Problem description =
Look through the listing for the word "información". Copy each line that has it.
=== Information given ===
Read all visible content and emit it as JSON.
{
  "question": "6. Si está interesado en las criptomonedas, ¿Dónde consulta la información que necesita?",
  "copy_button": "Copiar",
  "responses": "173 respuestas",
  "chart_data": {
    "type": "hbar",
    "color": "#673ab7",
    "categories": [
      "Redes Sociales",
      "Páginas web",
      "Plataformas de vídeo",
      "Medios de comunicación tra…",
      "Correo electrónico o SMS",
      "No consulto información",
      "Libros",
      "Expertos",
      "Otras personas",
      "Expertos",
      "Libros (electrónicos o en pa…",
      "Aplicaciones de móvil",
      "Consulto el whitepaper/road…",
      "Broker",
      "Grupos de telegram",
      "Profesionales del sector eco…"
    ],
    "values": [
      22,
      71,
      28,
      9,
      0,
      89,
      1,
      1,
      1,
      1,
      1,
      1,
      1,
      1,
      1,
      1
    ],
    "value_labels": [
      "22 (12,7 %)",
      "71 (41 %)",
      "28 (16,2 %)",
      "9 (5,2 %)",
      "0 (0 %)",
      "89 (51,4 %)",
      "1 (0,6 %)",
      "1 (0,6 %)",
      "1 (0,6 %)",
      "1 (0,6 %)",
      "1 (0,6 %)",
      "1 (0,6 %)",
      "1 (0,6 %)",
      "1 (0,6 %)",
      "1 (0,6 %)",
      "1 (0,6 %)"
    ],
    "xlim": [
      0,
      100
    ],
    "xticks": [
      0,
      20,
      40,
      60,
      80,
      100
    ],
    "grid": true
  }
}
===
Correct response =
  "question": "6. Si está interesado en las criptomonedas, ¿Dónde consulta la información que necesita?",
      "No consulto información",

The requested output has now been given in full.